### REQUIRED TASK
Determine the number of lines where "What" occurs and reply with that number by itself.

═════ GIVEN DATA

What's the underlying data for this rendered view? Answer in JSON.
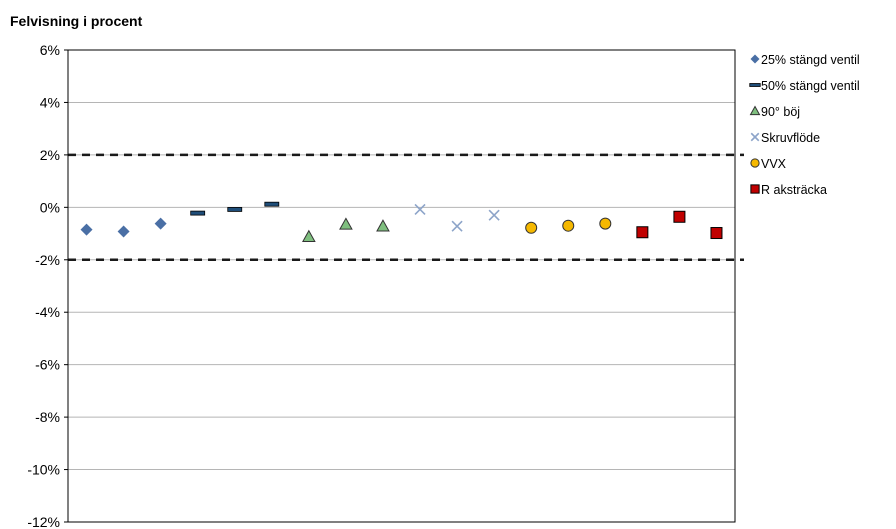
{
  "chart_data": {
    "type": "scatter",
    "title": "Felvisning i procent",
    "xlabel": "",
    "ylabel": "",
    "ylim": [
      -12,
      6
    ],
    "yticks": [
      6,
      4,
      2,
      0,
      -2,
      -4,
      -6,
      -8,
      -10,
      -12
    ],
    "ytick_labels": [
      "6%",
      "4%",
      "2%",
      "0%",
      "-2%",
      "-4%",
      "-6%",
      "-8%",
      "-10%",
      "-12%"
    ],
    "xlim": [
      0.5,
      18.5
    ],
    "grid": true,
    "legend_position": "right",
    "reference_lines": [
      2,
      -2
    ],
    "series": [
      {
        "name": "25% stängd ventil",
        "marker": "diamond",
        "color": "#4a6fa5",
        "points": [
          {
            "x": 1,
            "y": -0.85
          },
          {
            "x": 2,
            "y": -0.92
          },
          {
            "x": 3,
            "y": -0.62
          }
        ]
      },
      {
        "name": "50% stängd ventil",
        "marker": "dash",
        "color": "#1f4e79",
        "points": [
          {
            "x": 4,
            "y": -0.22
          },
          {
            "x": 5,
            "y": -0.08
          },
          {
            "x": 6,
            "y": 0.12
          }
        ]
      },
      {
        "name": "90° böj",
        "marker": "triangle",
        "color": "#7fbf7f",
        "points": [
          {
            "x": 7,
            "y": -1.12
          },
          {
            "x": 8,
            "y": -0.65
          },
          {
            "x": 9,
            "y": -0.72
          }
        ]
      },
      {
        "name": "Skruvflöde",
        "marker": "x",
        "color": "#8da4c9",
        "points": [
          {
            "x": 10,
            "y": -0.08
          },
          {
            "x": 11,
            "y": -0.72
          },
          {
            "x": 12,
            "y": -0.3
          }
        ]
      },
      {
        "name": "VVX",
        "marker": "circle",
        "color": "#f5b800",
        "points": [
          {
            "x": 13,
            "y": -0.78
          },
          {
            "x": 14,
            "y": -0.7
          },
          {
            "x": 15,
            "y": -0.62
          }
        ]
      },
      {
        "name": "R aksträcka",
        "marker": "square",
        "color": "#c00000",
        "points": [
          {
            "x": 16,
            "y": -0.95
          },
          {
            "x": 17,
            "y": -0.36
          },
          {
            "x": 18,
            "y": -0.98
          }
        ]
      }
    ]
  }
}
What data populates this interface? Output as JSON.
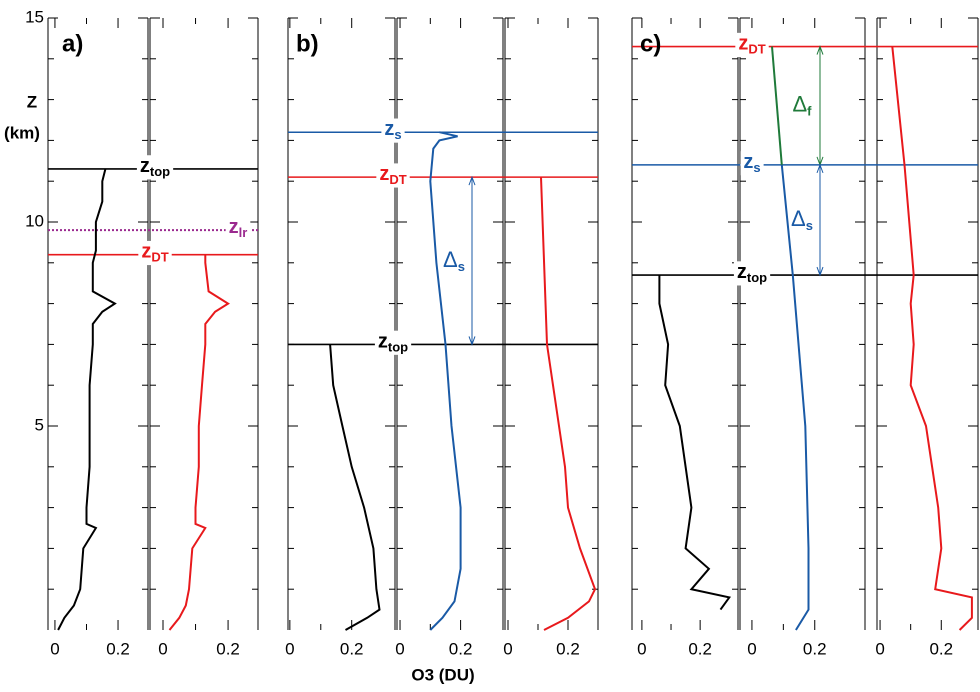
{
  "chart_data": {
    "type": "line",
    "y_label": {
      "line1": "Z",
      "line2": "(km)"
    },
    "x_label": "O3 (DU)",
    "ylim": [
      0,
      15
    ],
    "yticks": [
      5,
      10,
      15
    ],
    "yminorticks": [
      1,
      2,
      3,
      4,
      6,
      7,
      8,
      9,
      11,
      12,
      13,
      14
    ],
    "panels": [
      {
        "label": "a)",
        "subplots": [
          {
            "xlim": [
              -0.022,
              0.295
            ],
            "xticks": [
              0,
              0.2
            ],
            "xminorticks": [
              0.1
            ],
            "profiles": [
              {
                "color": "#000000",
                "z": [
                  0,
                  0.3,
                  0.6,
                  1,
                  2,
                  2.5,
                  2.6,
                  3,
                  4,
                  5,
                  6,
                  7,
                  7.5,
                  7.8,
                  8,
                  8.3,
                  9,
                  9.3,
                  10,
                  10.5,
                  11,
                  11.3
                ],
                "values": [
                  0.01,
                  0.03,
                  0.06,
                  0.08,
                  0.09,
                  0.13,
                  0.1,
                  0.1,
                  0.11,
                  0.11,
                  0.11,
                  0.12,
                  0.12,
                  0.15,
                  0.19,
                  0.12,
                  0.12,
                  0.13,
                  0.13,
                  0.15,
                  0.15,
                  0.16
                ]
              }
            ]
          },
          {
            "xlim": [
              -0.04,
              0.292
            ],
            "xticks": [
              0,
              0.2
            ],
            "xminorticks": [
              0.1
            ],
            "profiles": [
              {
                "color": "#e8191c",
                "z": [
                  0,
                  0.3,
                  0.6,
                  1,
                  2,
                  2.5,
                  2.6,
                  3,
                  4,
                  5,
                  6,
                  7,
                  7.5,
                  7.8,
                  8,
                  8.3,
                  9,
                  9.2
                ],
                "values": [
                  0.02,
                  0.05,
                  0.07,
                  0.08,
                  0.09,
                  0.13,
                  0.1,
                  0.1,
                  0.11,
                  0.11,
                  0.12,
                  0.13,
                  0.13,
                  0.16,
                  0.2,
                  0.14,
                  0.13,
                  0.13
                ]
              }
            ]
          }
        ],
        "levels": [
          {
            "label": {
              "base": "z",
              "sub": "top"
            },
            "z": 11.3,
            "color": "#000000",
            "style": "solid"
          },
          {
            "label": {
              "base": "z",
              "sub": "lr"
            },
            "z": 9.8,
            "color": "#9b2a8f",
            "style": "dotted"
          },
          {
            "label": {
              "base": "z",
              "sub": "DT"
            },
            "z": 9.2,
            "color": "#e8191c",
            "style": "solid"
          }
        ],
        "arrows": []
      },
      {
        "label": "b)",
        "subplots": [
          {
            "xlim": [
              -0.006,
              0.34
            ],
            "xticks": [
              0,
              0.2
            ],
            "xminorticks": [
              0.1
            ],
            "profiles": [
              {
                "color": "#000000",
                "z": [
                  0,
                  0.3,
                  0.5,
                  1,
                  2,
                  3,
                  4,
                  5,
                  6,
                  7
                ],
                "values": [
                  0.18,
                  0.25,
                  0.29,
                  0.28,
                  0.27,
                  0.24,
                  0.2,
                  0.17,
                  0.14,
                  0.13
                ]
              }
            ]
          },
          {
            "xlim": [
              -0.01,
              0.34
            ],
            "xticks": [
              0,
              0.2
            ],
            "xminorticks": [
              0.1
            ],
            "profiles": [
              {
                "color": "#1a5aa6",
                "z": [
                  0,
                  0.3,
                  0.7,
                  1.5,
                  3,
                  5,
                  7,
                  9,
                  11,
                  11.8,
                  12,
                  12.1,
                  12.2
                ],
                "values": [
                  0.1,
                  0.14,
                  0.18,
                  0.2,
                  0.2,
                  0.17,
                  0.15,
                  0.12,
                  0.1,
                  0.11,
                  0.13,
                  0.19,
                  0.13
                ]
              }
            ]
          },
          {
            "xlim": [
              -0.01,
              0.3
            ],
            "xticks": [
              0,
              0.2
            ],
            "xminorticks": [
              0.1
            ],
            "profiles": [
              {
                "color": "#e8191c",
                "z": [
                  0,
                  0.3,
                  0.7,
                  1,
                  2,
                  3,
                  4,
                  5,
                  6,
                  7,
                  11.1
                ],
                "values": [
                  0.12,
                  0.2,
                  0.27,
                  0.29,
                  0.24,
                  0.2,
                  0.19,
                  0.17,
                  0.15,
                  0.13,
                  0.11
                ]
              }
            ]
          }
        ],
        "levels": [
          {
            "label": {
              "base": "z",
              "sub": "s"
            },
            "z": 12.2,
            "color": "#1a5aa6",
            "style": "solid"
          },
          {
            "label": {
              "base": "z",
              "sub": "DT"
            },
            "z": 11.1,
            "color": "#e8191c",
            "style": "solid"
          },
          {
            "label": {
              "base": "z",
              "sub": "top"
            },
            "z": 7.0,
            "color": "#000000",
            "style": "solid"
          }
        ],
        "arrows": [
          {
            "label": {
              "base": "Δ",
              "sub": "s"
            },
            "from": 11.1,
            "to": 7.0,
            "color": "#1a5aa6"
          }
        ]
      },
      {
        "label": "c)",
        "subplots": [
          {
            "xlim": [
              -0.034,
              0.33
            ],
            "xticks": [
              0,
              0.2
            ],
            "xminorticks": [
              0.1
            ],
            "profiles": [
              {
                "color": "#000000",
                "z": [
                  0.5,
                  0.8,
                  1,
                  1.5,
                  2,
                  3,
                  4,
                  5,
                  6,
                  7,
                  8,
                  8.7
                ],
                "values": [
                  0.27,
                  0.3,
                  0.17,
                  0.23,
                  0.15,
                  0.17,
                  0.15,
                  0.13,
                  0.08,
                  0.09,
                  0.06,
                  0.06
                ]
              }
            ]
          },
          {
            "xlim": [
              -0.038,
              0.36
            ],
            "xticks": [
              0,
              0.2
            ],
            "xminorticks": [
              0.1
            ],
            "profiles": [
              {
                "color": "#1f7a3a",
                "z": [
                  11.4,
                  14.3
                ],
                "values": [
                  0.095,
                  0.064
                ]
              },
              {
                "color": "#1a5aa6",
                "z": [
                  0,
                  0.5,
                  2,
                  5,
                  8.7,
                  11.4
                ],
                "values": [
                  0.14,
                  0.18,
                  0.18,
                  0.17,
                  0.13,
                  0.095
                ]
              }
            ]
          },
          {
            "xlim": [
              -0.01,
              0.32
            ],
            "xticks": [
              0,
              0.2
            ],
            "xminorticks": [
              0.1
            ],
            "profiles": [
              {
                "color": "#e8191c",
                "z": [
                  0,
                  0.3,
                  0.8,
                  1,
                  2,
                  3,
                  4,
                  5,
                  6,
                  7,
                  8,
                  8.7,
                  11.4,
                  14.3
                ],
                "values": [
                  0.26,
                  0.3,
                  0.3,
                  0.18,
                  0.2,
                  0.19,
                  0.17,
                  0.15,
                  0.1,
                  0.11,
                  0.1,
                  0.11,
                  0.08,
                  0.04
                ]
              }
            ]
          }
        ],
        "levels": [
          {
            "label": {
              "base": "z",
              "sub": "DT"
            },
            "z": 14.3,
            "color": "#e8191c",
            "style": "solid"
          },
          {
            "label": {
              "base": "z",
              "sub": "s"
            },
            "z": 11.4,
            "color": "#1a5aa6",
            "style": "solid"
          },
          {
            "label": {
              "base": "z",
              "sub": "top"
            },
            "z": 8.7,
            "color": "#000000",
            "style": "solid"
          }
        ],
        "arrows": [
          {
            "label": {
              "base": "Δ",
              "sub": "f"
            },
            "from": 14.3,
            "to": 11.4,
            "color": "#1f7a3a"
          },
          {
            "label": {
              "base": "Δ",
              "sub": "s"
            },
            "from": 11.4,
            "to": 8.7,
            "color": "#1a5aa6"
          }
        ]
      }
    ]
  }
}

══════════

### THE COMPLETED TASK
2